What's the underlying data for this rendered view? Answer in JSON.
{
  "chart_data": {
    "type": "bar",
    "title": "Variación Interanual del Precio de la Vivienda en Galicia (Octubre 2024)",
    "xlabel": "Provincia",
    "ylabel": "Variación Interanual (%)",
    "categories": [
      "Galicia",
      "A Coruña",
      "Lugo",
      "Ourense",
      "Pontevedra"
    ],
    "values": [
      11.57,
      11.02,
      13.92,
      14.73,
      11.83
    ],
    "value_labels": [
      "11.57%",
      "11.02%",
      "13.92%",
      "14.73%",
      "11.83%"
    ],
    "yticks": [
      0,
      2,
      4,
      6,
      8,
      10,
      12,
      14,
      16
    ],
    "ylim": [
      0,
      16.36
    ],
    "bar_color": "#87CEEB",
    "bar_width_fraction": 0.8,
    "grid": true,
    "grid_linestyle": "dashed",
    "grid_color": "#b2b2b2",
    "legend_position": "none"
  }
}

> **YOUR GOAL**:
Of the lines above, copy each that contains "Galicia".

> **EXERCISE SOLUTION**:
    "title": "Variación Interanual del Precio de la Vivienda en Galicia (Octubre 2024)",
      "Galicia",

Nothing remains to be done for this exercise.